--- Work to be completed ---
Locate the word "India" in the entries below, then gather every line that holds it.

--- Exercise materials ---
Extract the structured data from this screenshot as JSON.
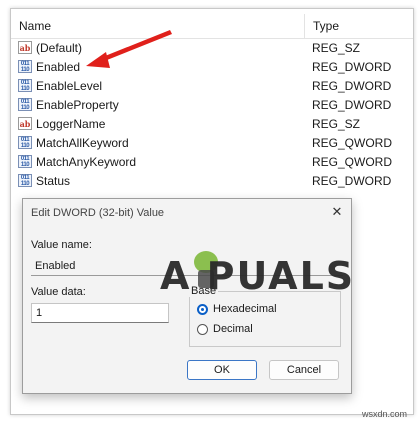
{
  "registry": {
    "columns": {
      "name": "Name",
      "type": "Type"
    },
    "rows": [
      {
        "name": "(Default)",
        "type": "REG_SZ",
        "icon": "string-value-icon"
      },
      {
        "name": "Enabled",
        "type": "REG_DWORD",
        "icon": "binary-value-icon"
      },
      {
        "name": "EnableLevel",
        "type": "REG_DWORD",
        "icon": "binary-value-icon"
      },
      {
        "name": "EnableProperty",
        "type": "REG_DWORD",
        "icon": "binary-value-icon"
      },
      {
        "name": "LoggerName",
        "type": "REG_SZ",
        "icon": "string-value-icon"
      },
      {
        "name": "MatchAllKeyword",
        "type": "REG_QWORD",
        "icon": "binary-value-icon"
      },
      {
        "name": "MatchAnyKeyword",
        "type": "REG_QWORD",
        "icon": "binary-value-icon"
      },
      {
        "name": "Status",
        "type": "REG_DWORD",
        "icon": "binary-value-icon"
      }
    ]
  },
  "dialog": {
    "title": "Edit DWORD (32-bit) Value",
    "value_name_label": "Value name:",
    "value_name": "Enabled",
    "value_data_label": "Value data:",
    "value_data": "1",
    "base_label": "Base",
    "base_options": [
      {
        "label": "Hexadecimal",
        "selected": true
      },
      {
        "label": "Decimal",
        "selected": false
      }
    ],
    "ok_label": "OK",
    "cancel_label": "Cancel"
  },
  "watermark": {
    "text": "A  PUALS",
    "site": "wsxdn.com"
  },
  "colors": {
    "arrow": "#e0201b",
    "accent": "#0a5fc7"
  }
}
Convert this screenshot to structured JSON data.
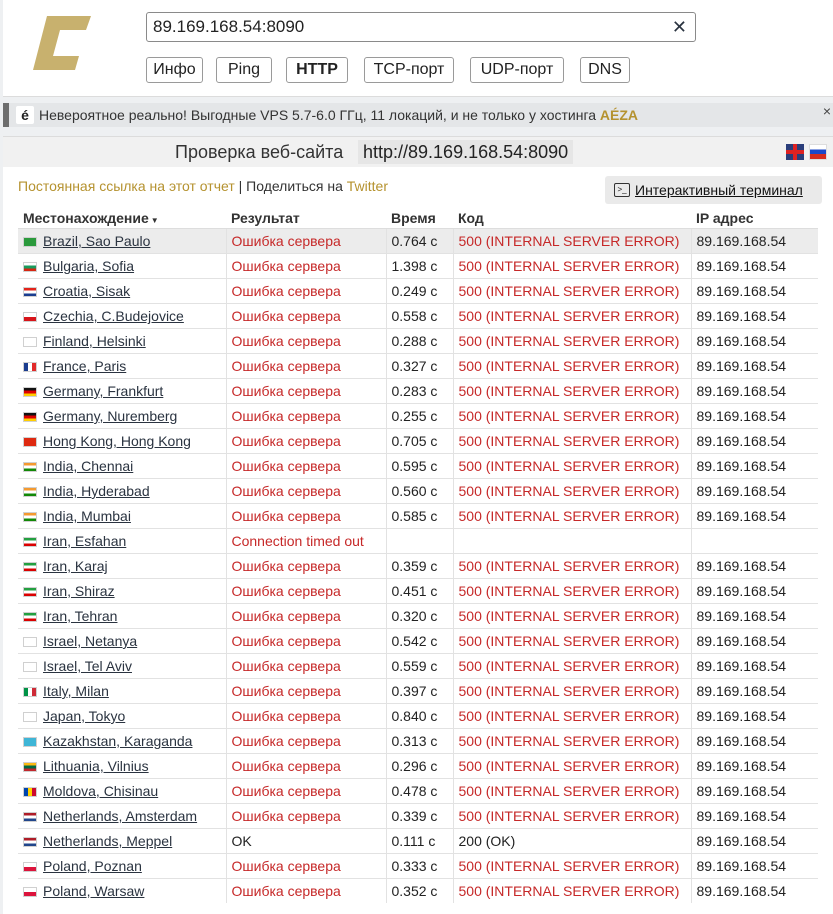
{
  "search": {
    "value": "89.169.168.54:8090"
  },
  "nav": [
    {
      "label": "Инфо",
      "active": false
    },
    {
      "label": "Ping",
      "active": false
    },
    {
      "label": "HTTP",
      "active": true
    },
    {
      "label": "TCP-порт",
      "active": false
    },
    {
      "label": "UDP-порт",
      "active": false
    },
    {
      "label": "DNS",
      "active": false
    }
  ],
  "banner": {
    "icon_glyph": "é",
    "text": "Невероятное реально! Выгодные VPS 5.7-6.0 ГГц, 11 локаций, и не только у хостинга ",
    "brand": "AÉZA",
    "close": "×"
  },
  "report": {
    "title": "Проверка веб-сайта",
    "url": "http://89.169.168.54:8090",
    "permalink": "Постоянная ссылка на этот отчет",
    "separator": " | Поделиться на ",
    "share": "Twitter",
    "terminal_button": "Интерактивный терминал"
  },
  "colors": {
    "accent": "#b5922f",
    "error": "#c62828",
    "link": "#2a3340"
  },
  "table": {
    "headers": [
      "Местонахождение",
      "Результат",
      "Время",
      "Код",
      "IP адрес"
    ],
    "rows": [
      {
        "flag": "br",
        "location": "Brazil, Sao Paulo",
        "result": "Ошибка сервера",
        "time": "0.764 с",
        "code": "500 (INTERNAL SERVER ERROR)",
        "ip": "89.169.168.54",
        "status": "error"
      },
      {
        "flag": "bg",
        "location": "Bulgaria, Sofia",
        "result": "Ошибка сервера",
        "time": "1.398 с",
        "code": "500 (INTERNAL SERVER ERROR)",
        "ip": "89.169.168.54",
        "status": "error"
      },
      {
        "flag": "hr",
        "location": "Croatia, Sisak",
        "result": "Ошибка сервера",
        "time": "0.249 с",
        "code": "500 (INTERNAL SERVER ERROR)",
        "ip": "89.169.168.54",
        "status": "error"
      },
      {
        "flag": "cz",
        "location": "Czechia, C.Budejovice",
        "result": "Ошибка сервера",
        "time": "0.558 с",
        "code": "500 (INTERNAL SERVER ERROR)",
        "ip": "89.169.168.54",
        "status": "error"
      },
      {
        "flag": "fi",
        "location": "Finland, Helsinki",
        "result": "Ошибка сервера",
        "time": "0.288 с",
        "code": "500 (INTERNAL SERVER ERROR)",
        "ip": "89.169.168.54",
        "status": "error"
      },
      {
        "flag": "fr",
        "location": "France, Paris",
        "result": "Ошибка сервера",
        "time": "0.327 с",
        "code": "500 (INTERNAL SERVER ERROR)",
        "ip": "89.169.168.54",
        "status": "error"
      },
      {
        "flag": "de",
        "location": "Germany, Frankfurt",
        "result": "Ошибка сервера",
        "time": "0.283 с",
        "code": "500 (INTERNAL SERVER ERROR)",
        "ip": "89.169.168.54",
        "status": "error"
      },
      {
        "flag": "de",
        "location": "Germany, Nuremberg",
        "result": "Ошибка сервера",
        "time": "0.255 с",
        "code": "500 (INTERNAL SERVER ERROR)",
        "ip": "89.169.168.54",
        "status": "error"
      },
      {
        "flag": "hk",
        "location": "Hong Kong, Hong Kong",
        "result": "Ошибка сервера",
        "time": "0.705 с",
        "code": "500 (INTERNAL SERVER ERROR)",
        "ip": "89.169.168.54",
        "status": "error"
      },
      {
        "flag": "in",
        "location": "India, Chennai",
        "result": "Ошибка сервера",
        "time": "0.595 с",
        "code": "500 (INTERNAL SERVER ERROR)",
        "ip": "89.169.168.54",
        "status": "error"
      },
      {
        "flag": "in",
        "location": "India, Hyderabad",
        "result": "Ошибка сервера",
        "time": "0.560 с",
        "code": "500 (INTERNAL SERVER ERROR)",
        "ip": "89.169.168.54",
        "status": "error"
      },
      {
        "flag": "in",
        "location": "India, Mumbai",
        "result": "Ошибка сервера",
        "time": "0.585 с",
        "code": "500 (INTERNAL SERVER ERROR)",
        "ip": "89.169.168.54",
        "status": "error"
      },
      {
        "flag": "ir",
        "location": "Iran, Esfahan",
        "result": "Connection timed out",
        "time": "",
        "code": "",
        "ip": "",
        "status": "error"
      },
      {
        "flag": "ir",
        "location": "Iran, Karaj",
        "result": "Ошибка сервера",
        "time": "0.359 с",
        "code": "500 (INTERNAL SERVER ERROR)",
        "ip": "89.169.168.54",
        "status": "error"
      },
      {
        "flag": "ir",
        "location": "Iran, Shiraz",
        "result": "Ошибка сервера",
        "time": "0.451 с",
        "code": "500 (INTERNAL SERVER ERROR)",
        "ip": "89.169.168.54",
        "status": "error"
      },
      {
        "flag": "ir",
        "location": "Iran, Tehran",
        "result": "Ошибка сервера",
        "time": "0.320 с",
        "code": "500 (INTERNAL SERVER ERROR)",
        "ip": "89.169.168.54",
        "status": "error"
      },
      {
        "flag": "il",
        "location": "Israel, Netanya",
        "result": "Ошибка сервера",
        "time": "0.542 с",
        "code": "500 (INTERNAL SERVER ERROR)",
        "ip": "89.169.168.54",
        "status": "error"
      },
      {
        "flag": "il",
        "location": "Israel, Tel Aviv",
        "result": "Ошибка сервера",
        "time": "0.559 с",
        "code": "500 (INTERNAL SERVER ERROR)",
        "ip": "89.169.168.54",
        "status": "error"
      },
      {
        "flag": "it",
        "location": "Italy, Milan",
        "result": "Ошибка сервера",
        "time": "0.397 с",
        "code": "500 (INTERNAL SERVER ERROR)",
        "ip": "89.169.168.54",
        "status": "error"
      },
      {
        "flag": "jp",
        "location": "Japan, Tokyo",
        "result": "Ошибка сервера",
        "time": "0.840 с",
        "code": "500 (INTERNAL SERVER ERROR)",
        "ip": "89.169.168.54",
        "status": "error"
      },
      {
        "flag": "kz",
        "location": "Kazakhstan, Karaganda",
        "result": "Ошибка сервера",
        "time": "0.313 с",
        "code": "500 (INTERNAL SERVER ERROR)",
        "ip": "89.169.168.54",
        "status": "error"
      },
      {
        "flag": "lt",
        "location": "Lithuania, Vilnius",
        "result": "Ошибка сервера",
        "time": "0.296 с",
        "code": "500 (INTERNAL SERVER ERROR)",
        "ip": "89.169.168.54",
        "status": "error"
      },
      {
        "flag": "md",
        "location": "Moldova, Chisinau",
        "result": "Ошибка сервера",
        "time": "0.478 с",
        "code": "500 (INTERNAL SERVER ERROR)",
        "ip": "89.169.168.54",
        "status": "error"
      },
      {
        "flag": "nl",
        "location": "Netherlands, Amsterdam",
        "result": "Ошибка сервера",
        "time": "0.339 с",
        "code": "500 (INTERNAL SERVER ERROR)",
        "ip": "89.169.168.54",
        "status": "error"
      },
      {
        "flag": "nl",
        "location": "Netherlands, Meppel",
        "result": "OK",
        "time": "0.111 с",
        "code": "200 (OK)",
        "ip": "89.169.168.54",
        "status": "ok"
      },
      {
        "flag": "pl",
        "location": "Poland, Poznan",
        "result": "Ошибка сервера",
        "time": "0.333 с",
        "code": "500 (INTERNAL SERVER ERROR)",
        "ip": "89.169.168.54",
        "status": "error"
      },
      {
        "flag": "pl",
        "location": "Poland, Warsaw",
        "result": "Ошибка сервера",
        "time": "0.352 с",
        "code": "500 (INTERNAL SERVER ERROR)",
        "ip": "89.169.168.54",
        "status": "error"
      }
    ]
  }
}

--- Finished answer ---
        "location": "India, Chennai",
        "location": "India, Hyderabad",
        "location": "India, Mumbai",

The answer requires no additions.